[Goal] Locate the lines where "años" occurs and copy them as they stand.

[Stored data]
----
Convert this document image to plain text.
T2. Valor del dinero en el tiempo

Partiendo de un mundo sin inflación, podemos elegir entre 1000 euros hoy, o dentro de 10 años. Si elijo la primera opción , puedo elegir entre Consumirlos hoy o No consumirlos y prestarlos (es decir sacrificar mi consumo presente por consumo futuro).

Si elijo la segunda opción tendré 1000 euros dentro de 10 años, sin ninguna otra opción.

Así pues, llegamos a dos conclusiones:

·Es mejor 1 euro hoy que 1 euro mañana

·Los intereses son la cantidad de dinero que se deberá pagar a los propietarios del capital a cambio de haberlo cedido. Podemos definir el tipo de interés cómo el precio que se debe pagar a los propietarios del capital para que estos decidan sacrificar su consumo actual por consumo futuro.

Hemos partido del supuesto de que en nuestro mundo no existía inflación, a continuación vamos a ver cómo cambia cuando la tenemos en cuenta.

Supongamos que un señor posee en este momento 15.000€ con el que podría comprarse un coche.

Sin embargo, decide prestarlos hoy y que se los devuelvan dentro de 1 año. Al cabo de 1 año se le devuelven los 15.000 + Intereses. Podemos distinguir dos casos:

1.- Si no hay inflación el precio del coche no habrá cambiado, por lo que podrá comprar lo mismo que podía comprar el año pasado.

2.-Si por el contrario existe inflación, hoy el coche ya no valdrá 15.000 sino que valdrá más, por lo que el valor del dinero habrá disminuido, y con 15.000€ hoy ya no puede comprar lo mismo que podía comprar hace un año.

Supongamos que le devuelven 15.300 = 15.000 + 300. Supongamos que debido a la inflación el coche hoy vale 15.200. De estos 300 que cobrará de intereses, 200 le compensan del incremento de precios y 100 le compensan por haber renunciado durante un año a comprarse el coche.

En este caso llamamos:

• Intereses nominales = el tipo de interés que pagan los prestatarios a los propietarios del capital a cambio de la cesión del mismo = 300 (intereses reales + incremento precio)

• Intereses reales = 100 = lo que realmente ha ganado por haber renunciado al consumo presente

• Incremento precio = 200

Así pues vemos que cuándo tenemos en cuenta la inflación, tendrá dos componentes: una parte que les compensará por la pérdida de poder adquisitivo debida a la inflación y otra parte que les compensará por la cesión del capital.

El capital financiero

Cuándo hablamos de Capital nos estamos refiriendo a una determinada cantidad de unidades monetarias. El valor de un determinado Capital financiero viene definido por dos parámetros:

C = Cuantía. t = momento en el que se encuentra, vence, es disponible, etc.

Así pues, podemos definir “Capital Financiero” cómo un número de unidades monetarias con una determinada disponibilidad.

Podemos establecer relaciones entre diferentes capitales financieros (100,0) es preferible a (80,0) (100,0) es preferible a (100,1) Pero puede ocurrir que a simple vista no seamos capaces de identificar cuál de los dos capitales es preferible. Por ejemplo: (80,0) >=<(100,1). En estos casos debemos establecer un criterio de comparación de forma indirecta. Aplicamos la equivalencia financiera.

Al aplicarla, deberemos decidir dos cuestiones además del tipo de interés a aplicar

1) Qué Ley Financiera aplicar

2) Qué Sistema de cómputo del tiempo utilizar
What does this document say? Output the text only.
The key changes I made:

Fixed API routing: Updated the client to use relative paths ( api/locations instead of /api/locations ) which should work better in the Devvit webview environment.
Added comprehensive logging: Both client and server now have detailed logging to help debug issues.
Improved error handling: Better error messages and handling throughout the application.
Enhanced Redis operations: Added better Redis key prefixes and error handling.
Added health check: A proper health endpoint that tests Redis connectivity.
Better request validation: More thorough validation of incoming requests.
----
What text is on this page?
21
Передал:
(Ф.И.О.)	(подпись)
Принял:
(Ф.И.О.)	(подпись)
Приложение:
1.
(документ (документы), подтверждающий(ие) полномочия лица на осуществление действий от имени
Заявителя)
----
[Finished answer]
Partiendo de un mundo sin inflación, podemos elegir entre 1000 euros hoy, o dentro de 10 años. Si elijo la primera opción , puedo elegir entre Consumirlos hoy o No consumirlos y prestarlos (es decir sacrificar mi consumo presente por consumo futuro).
Si elijo la segunda opción tendré 1000 euros dentro de 10 años, sin ninguna otra opción.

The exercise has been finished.